▶ SET TASK
Identify, in the records below, every line where the string "title" appears, and copy each such line.

▶ MATERIALS PROVIDED

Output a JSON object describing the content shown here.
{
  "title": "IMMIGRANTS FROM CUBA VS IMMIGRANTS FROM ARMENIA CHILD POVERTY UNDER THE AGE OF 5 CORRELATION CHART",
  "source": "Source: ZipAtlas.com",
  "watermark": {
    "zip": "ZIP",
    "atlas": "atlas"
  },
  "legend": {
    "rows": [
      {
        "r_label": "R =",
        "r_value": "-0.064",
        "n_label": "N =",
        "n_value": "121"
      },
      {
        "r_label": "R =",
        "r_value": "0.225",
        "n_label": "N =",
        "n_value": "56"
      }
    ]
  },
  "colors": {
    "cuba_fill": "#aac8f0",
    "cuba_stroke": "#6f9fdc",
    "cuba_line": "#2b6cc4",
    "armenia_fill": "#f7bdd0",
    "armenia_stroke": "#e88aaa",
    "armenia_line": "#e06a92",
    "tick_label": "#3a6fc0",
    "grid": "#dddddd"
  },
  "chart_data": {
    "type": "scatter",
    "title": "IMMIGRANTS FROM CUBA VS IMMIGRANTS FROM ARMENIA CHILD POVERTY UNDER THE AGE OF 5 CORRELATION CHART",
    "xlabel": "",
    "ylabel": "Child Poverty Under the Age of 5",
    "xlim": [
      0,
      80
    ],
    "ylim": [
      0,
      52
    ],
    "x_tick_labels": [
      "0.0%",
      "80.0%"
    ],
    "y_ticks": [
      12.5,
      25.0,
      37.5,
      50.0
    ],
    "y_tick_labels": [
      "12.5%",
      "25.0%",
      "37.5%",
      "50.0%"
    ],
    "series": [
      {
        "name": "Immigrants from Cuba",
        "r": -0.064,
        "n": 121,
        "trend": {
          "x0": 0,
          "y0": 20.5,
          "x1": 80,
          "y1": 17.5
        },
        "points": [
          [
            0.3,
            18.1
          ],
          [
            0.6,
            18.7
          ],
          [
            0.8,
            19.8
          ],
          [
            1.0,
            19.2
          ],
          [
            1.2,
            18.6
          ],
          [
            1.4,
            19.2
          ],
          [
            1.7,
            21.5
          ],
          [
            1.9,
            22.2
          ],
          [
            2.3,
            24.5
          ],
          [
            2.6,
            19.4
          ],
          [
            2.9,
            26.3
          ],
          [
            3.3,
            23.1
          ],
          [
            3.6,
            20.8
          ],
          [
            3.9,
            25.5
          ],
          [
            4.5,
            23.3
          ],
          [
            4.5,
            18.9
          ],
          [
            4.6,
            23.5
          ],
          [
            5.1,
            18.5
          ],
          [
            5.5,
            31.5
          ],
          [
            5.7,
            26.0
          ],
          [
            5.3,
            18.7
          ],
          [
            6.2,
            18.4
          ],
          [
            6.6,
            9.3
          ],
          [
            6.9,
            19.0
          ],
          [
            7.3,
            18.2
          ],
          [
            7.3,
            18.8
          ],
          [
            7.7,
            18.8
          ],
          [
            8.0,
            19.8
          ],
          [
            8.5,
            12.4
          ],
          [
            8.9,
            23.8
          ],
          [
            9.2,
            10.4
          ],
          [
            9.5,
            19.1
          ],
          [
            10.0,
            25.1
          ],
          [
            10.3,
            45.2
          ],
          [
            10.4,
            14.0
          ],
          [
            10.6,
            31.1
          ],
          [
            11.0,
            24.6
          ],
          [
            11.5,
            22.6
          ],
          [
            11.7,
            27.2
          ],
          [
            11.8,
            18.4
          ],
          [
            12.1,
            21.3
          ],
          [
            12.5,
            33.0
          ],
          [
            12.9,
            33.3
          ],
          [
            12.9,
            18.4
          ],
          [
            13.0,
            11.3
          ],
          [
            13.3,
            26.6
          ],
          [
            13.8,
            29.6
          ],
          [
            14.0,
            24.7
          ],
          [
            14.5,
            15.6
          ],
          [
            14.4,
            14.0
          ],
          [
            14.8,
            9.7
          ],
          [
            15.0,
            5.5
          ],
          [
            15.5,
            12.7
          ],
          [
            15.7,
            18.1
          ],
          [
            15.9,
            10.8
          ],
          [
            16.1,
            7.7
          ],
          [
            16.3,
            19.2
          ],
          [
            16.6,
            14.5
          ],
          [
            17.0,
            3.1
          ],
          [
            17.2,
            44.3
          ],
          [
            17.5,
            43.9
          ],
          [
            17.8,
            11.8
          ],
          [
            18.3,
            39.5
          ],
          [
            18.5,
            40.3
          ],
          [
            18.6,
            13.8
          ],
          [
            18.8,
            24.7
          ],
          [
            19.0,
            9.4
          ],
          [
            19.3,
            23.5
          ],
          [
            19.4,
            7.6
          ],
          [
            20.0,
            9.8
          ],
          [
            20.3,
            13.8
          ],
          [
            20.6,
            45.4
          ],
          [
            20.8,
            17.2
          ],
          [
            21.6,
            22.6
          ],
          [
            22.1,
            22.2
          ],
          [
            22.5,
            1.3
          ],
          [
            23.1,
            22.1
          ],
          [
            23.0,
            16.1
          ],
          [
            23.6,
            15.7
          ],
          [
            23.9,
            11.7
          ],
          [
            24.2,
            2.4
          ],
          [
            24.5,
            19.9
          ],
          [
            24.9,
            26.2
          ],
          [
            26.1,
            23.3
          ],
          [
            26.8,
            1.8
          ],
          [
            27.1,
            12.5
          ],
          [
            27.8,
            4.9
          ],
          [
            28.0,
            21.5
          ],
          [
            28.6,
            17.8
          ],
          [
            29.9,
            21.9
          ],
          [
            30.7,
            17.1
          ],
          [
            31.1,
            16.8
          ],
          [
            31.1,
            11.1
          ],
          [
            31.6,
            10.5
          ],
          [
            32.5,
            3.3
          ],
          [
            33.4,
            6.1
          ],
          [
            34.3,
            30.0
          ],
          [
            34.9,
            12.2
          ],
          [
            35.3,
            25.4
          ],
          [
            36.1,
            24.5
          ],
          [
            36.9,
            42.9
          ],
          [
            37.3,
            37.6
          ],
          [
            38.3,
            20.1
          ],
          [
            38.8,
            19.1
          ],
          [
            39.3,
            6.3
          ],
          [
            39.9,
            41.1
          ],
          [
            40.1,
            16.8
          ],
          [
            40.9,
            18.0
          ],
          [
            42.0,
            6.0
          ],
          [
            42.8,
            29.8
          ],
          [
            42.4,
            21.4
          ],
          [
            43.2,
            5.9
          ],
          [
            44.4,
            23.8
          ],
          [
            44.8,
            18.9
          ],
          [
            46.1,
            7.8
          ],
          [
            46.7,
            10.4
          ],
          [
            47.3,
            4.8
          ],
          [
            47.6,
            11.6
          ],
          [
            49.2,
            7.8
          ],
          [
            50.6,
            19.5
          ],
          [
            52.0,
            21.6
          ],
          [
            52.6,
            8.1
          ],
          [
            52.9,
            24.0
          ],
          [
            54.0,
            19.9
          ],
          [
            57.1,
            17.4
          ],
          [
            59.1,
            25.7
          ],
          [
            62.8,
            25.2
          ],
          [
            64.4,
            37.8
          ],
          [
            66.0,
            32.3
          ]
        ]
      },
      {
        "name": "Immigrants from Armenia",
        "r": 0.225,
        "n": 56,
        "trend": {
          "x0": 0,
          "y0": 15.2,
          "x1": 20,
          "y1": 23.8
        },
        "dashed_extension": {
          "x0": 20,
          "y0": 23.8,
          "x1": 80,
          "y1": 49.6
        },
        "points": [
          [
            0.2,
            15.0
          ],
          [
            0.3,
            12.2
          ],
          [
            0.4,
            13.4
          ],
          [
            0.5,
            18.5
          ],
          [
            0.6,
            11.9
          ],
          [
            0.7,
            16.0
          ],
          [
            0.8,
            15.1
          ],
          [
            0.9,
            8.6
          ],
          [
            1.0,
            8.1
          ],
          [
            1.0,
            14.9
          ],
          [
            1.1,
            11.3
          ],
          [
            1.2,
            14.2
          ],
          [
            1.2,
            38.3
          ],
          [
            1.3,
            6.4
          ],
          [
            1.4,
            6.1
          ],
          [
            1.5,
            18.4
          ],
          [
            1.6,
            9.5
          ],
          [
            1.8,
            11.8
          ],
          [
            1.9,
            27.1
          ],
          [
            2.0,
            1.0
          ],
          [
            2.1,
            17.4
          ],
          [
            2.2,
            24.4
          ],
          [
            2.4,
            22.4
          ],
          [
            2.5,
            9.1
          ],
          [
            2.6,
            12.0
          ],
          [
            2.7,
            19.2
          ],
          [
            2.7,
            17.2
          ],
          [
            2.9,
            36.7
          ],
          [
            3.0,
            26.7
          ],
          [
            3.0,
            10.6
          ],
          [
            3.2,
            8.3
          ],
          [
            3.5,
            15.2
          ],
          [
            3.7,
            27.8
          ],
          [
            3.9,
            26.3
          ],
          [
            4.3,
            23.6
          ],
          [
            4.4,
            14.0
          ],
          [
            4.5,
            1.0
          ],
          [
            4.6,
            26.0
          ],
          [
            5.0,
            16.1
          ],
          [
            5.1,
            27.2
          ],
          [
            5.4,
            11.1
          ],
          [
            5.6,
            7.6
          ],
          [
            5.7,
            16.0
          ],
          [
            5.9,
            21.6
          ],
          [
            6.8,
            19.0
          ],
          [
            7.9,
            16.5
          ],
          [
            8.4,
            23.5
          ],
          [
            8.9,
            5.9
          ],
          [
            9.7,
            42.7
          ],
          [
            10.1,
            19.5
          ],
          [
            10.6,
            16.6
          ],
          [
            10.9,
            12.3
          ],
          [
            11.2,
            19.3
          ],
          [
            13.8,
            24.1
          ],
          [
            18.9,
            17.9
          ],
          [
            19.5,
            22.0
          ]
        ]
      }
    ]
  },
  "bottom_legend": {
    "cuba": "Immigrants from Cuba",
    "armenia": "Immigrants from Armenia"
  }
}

▶ TASK ANSWER
  "title": "IMMIGRANTS FROM CUBA VS IMMIGRANTS FROM ARMENIA CHILD POVERTY UNDER THE AGE OF 5 CORRELATION CHART",
    "title": "IMMIGRANTS FROM CUBA VS IMMIGRANTS FROM ARMENIA CHILD POVERTY UNDER THE AGE OF 5 CORRELATION CHART",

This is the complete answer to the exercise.